--- Dataset records ---
***
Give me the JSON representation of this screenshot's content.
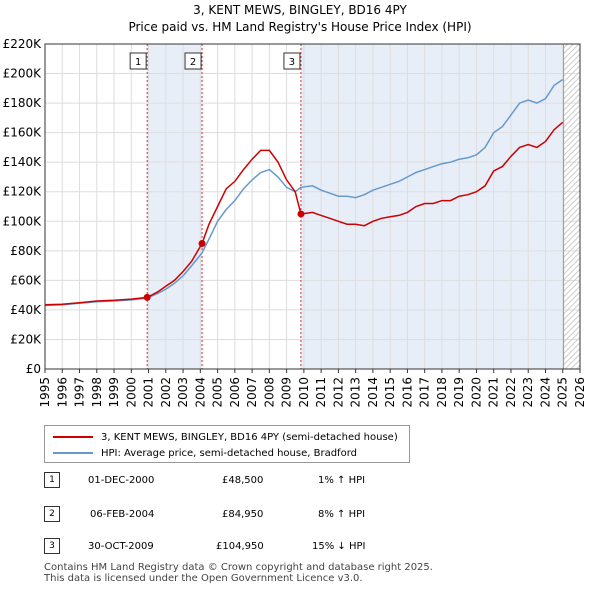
{
  "header": {
    "title": "3, KENT MEWS, BINGLEY, BD16 4PY",
    "subtitle": "Price paid vs. HM Land Registry's House Price Index (HPI)"
  },
  "colors": {
    "price": "#cc0000",
    "hpi": "#6699cc",
    "shade": "#e8eef8",
    "grid": "#dddddd",
    "future": "#cccccc"
  },
  "legend": {
    "price_label": "3, KENT MEWS, BINGLEY, BD16 4PY (semi-detached house)",
    "hpi_label": "HPI: Average price, semi-detached house, Bradford"
  },
  "sales": [
    {
      "num": "1",
      "date": "01-DEC-2000",
      "price": "£48,500",
      "delta": "1% ↑ HPI"
    },
    {
      "num": "2",
      "date": "06-FEB-2004",
      "price": "£84,950",
      "delta": "8% ↑ HPI"
    },
    {
      "num": "3",
      "date": "30-OCT-2009",
      "price": "£104,950",
      "delta": "15% ↓ HPI"
    }
  ],
  "footer": {
    "line1": "Contains HM Land Registry data © Crown copyright and database right 2025.",
    "line2": "This data is licensed under the Open Government Licence v3.0."
  },
  "chart_data": {
    "type": "line",
    "xlim": [
      1995,
      2026
    ],
    "ylim": [
      0,
      220000
    ],
    "yticks": [
      0,
      20000,
      40000,
      60000,
      80000,
      100000,
      120000,
      140000,
      160000,
      180000,
      200000,
      220000
    ],
    "ytick_labels": [
      "£0",
      "£20K",
      "£40K",
      "£60K",
      "£80K",
      "£100K",
      "£120K",
      "£140K",
      "£160K",
      "£180K",
      "£200K",
      "£220K"
    ],
    "xticks": [
      "1995",
      "1996",
      "1997",
      "1998",
      "1999",
      "2000",
      "2001",
      "2002",
      "2003",
      "2004",
      "2005",
      "2006",
      "2007",
      "2008",
      "2009",
      "2010",
      "2011",
      "2012",
      "2013",
      "2014",
      "2015",
      "2016",
      "2017",
      "2018",
      "2019",
      "2020",
      "2021",
      "2022",
      "2023",
      "2024",
      "2025",
      "2026"
    ],
    "sale_points": [
      {
        "label": "1",
        "x": 2000.92,
        "y": 48500
      },
      {
        "label": "2",
        "x": 2004.1,
        "y": 84950
      },
      {
        "label": "3",
        "x": 2009.83,
        "y": 104950
      }
    ],
    "future_from": 2025.05,
    "series": [
      {
        "name": "3, KENT MEWS, BINGLEY, BD16 4PY (semi-detached house)",
        "points": [
          [
            1995,
            43500
          ],
          [
            1996,
            43800
          ],
          [
            1997,
            44800
          ],
          [
            1998,
            46000
          ],
          [
            1999,
            46500
          ],
          [
            2000,
            47300
          ],
          [
            2000.92,
            48500
          ],
          [
            2001.5,
            52000
          ],
          [
            2002,
            56000
          ],
          [
            2002.5,
            60000
          ],
          [
            2003,
            66000
          ],
          [
            2003.5,
            73000
          ],
          [
            2004.1,
            84950
          ],
          [
            2004.5,
            98000
          ],
          [
            2005,
            110000
          ],
          [
            2005.5,
            122000
          ],
          [
            2006,
            127000
          ],
          [
            2006.5,
            135000
          ],
          [
            2007,
            142000
          ],
          [
            2007.5,
            148000
          ],
          [
            2008,
            148000
          ],
          [
            2008.5,
            140000
          ],
          [
            2009,
            128000
          ],
          [
            2009.5,
            120000
          ],
          [
            2009.83,
            104950
          ],
          [
            2010.5,
            106000
          ],
          [
            2011,
            104000
          ],
          [
            2011.5,
            102000
          ],
          [
            2012,
            100000
          ],
          [
            2012.5,
            98000
          ],
          [
            2013,
            98000
          ],
          [
            2013.5,
            97000
          ],
          [
            2014,
            100000
          ],
          [
            2014.5,
            102000
          ],
          [
            2015,
            103000
          ],
          [
            2015.5,
            104000
          ],
          [
            2016,
            106000
          ],
          [
            2016.5,
            110000
          ],
          [
            2017,
            112000
          ],
          [
            2017.5,
            112000
          ],
          [
            2018,
            114000
          ],
          [
            2018.5,
            114000
          ],
          [
            2019,
            117000
          ],
          [
            2019.5,
            118000
          ],
          [
            2020,
            120000
          ],
          [
            2020.5,
            124000
          ],
          [
            2021,
            134000
          ],
          [
            2021.5,
            137000
          ],
          [
            2022,
            144000
          ],
          [
            2022.5,
            150000
          ],
          [
            2023,
            152000
          ],
          [
            2023.5,
            150000
          ],
          [
            2024,
            154000
          ],
          [
            2024.5,
            162000
          ],
          [
            2025,
            167000
          ]
        ]
      },
      {
        "name": "HPI: Average price, semi-detached house, Bradford",
        "points": [
          [
            1995,
            43000
          ],
          [
            1996,
            43500
          ],
          [
            1997,
            44500
          ],
          [
            1998,
            45500
          ],
          [
            1999,
            46000
          ],
          [
            2000,
            46800
          ],
          [
            2000.92,
            48000
          ],
          [
            2001.5,
            51000
          ],
          [
            2002,
            54000
          ],
          [
            2002.5,
            58000
          ],
          [
            2003,
            63000
          ],
          [
            2003.5,
            70000
          ],
          [
            2004.1,
            78500
          ],
          [
            2004.5,
            88000
          ],
          [
            2005,
            100000
          ],
          [
            2005.5,
            108000
          ],
          [
            2006,
            114000
          ],
          [
            2006.5,
            122000
          ],
          [
            2007,
            128000
          ],
          [
            2007.5,
            133000
          ],
          [
            2008,
            135000
          ],
          [
            2008.5,
            130000
          ],
          [
            2009,
            123000
          ],
          [
            2009.5,
            120000
          ],
          [
            2009.83,
            123000
          ],
          [
            2010.5,
            124000
          ],
          [
            2011,
            121000
          ],
          [
            2011.5,
            119000
          ],
          [
            2012,
            117000
          ],
          [
            2012.5,
            117000
          ],
          [
            2013,
            116000
          ],
          [
            2013.5,
            118000
          ],
          [
            2014,
            121000
          ],
          [
            2014.5,
            123000
          ],
          [
            2015,
            125000
          ],
          [
            2015.5,
            127000
          ],
          [
            2016,
            130000
          ],
          [
            2016.5,
            133000
          ],
          [
            2017,
            135000
          ],
          [
            2017.5,
            137000
          ],
          [
            2018,
            139000
          ],
          [
            2018.5,
            140000
          ],
          [
            2019,
            142000
          ],
          [
            2019.5,
            143000
          ],
          [
            2020,
            145000
          ],
          [
            2020.5,
            150000
          ],
          [
            2021,
            160000
          ],
          [
            2021.5,
            164000
          ],
          [
            2022,
            172000
          ],
          [
            2022.5,
            180000
          ],
          [
            2023,
            182000
          ],
          [
            2023.5,
            180000
          ],
          [
            2024,
            183000
          ],
          [
            2024.5,
            192000
          ],
          [
            2025,
            196000
          ]
        ]
      }
    ]
  }
}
***
--- What the task asks ---
In the records above, locate the lines holding the word "Average". Copy each of them.

--- Solution below ---
    "hpi_label": "HPI: Average price, semi-detached house, Bradford"
        "name": "HPI: Average price, semi-detached house, Bradford",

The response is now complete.